*Exercise directions*. Find how many lines in the data below mention "Average". Give the number only.

## begin Material shown

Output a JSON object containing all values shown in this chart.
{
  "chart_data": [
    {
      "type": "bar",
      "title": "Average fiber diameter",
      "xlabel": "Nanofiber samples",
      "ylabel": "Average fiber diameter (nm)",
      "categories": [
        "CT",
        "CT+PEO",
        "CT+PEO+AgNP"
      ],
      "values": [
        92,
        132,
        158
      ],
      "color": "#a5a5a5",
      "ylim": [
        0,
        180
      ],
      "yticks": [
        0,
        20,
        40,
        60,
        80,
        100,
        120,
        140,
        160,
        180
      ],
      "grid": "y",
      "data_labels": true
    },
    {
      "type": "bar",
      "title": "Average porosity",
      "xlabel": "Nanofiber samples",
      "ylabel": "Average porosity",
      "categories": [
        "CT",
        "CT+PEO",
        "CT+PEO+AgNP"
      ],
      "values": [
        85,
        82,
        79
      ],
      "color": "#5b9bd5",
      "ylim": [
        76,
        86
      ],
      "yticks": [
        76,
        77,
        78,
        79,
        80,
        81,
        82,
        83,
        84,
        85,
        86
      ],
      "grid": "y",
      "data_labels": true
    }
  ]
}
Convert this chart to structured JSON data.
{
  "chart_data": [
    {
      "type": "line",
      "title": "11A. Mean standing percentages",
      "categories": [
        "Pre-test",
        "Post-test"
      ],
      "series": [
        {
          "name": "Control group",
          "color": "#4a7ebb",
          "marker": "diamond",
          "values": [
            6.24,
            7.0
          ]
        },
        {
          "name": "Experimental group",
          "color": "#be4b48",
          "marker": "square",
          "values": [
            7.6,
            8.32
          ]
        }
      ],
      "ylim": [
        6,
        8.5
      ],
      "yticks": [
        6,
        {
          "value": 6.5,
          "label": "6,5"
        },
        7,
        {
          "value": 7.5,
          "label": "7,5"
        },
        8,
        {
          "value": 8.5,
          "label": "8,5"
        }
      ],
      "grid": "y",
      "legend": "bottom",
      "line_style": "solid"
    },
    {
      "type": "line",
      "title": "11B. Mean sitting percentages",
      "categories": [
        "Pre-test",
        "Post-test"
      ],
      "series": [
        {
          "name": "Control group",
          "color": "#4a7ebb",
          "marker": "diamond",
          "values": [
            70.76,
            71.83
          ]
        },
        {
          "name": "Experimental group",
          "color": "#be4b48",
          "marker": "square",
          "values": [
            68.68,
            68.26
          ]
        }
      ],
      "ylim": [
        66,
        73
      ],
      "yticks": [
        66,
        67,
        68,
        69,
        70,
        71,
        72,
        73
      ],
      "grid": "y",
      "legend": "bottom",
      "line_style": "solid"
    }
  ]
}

## end Material shown

*Written response*. 4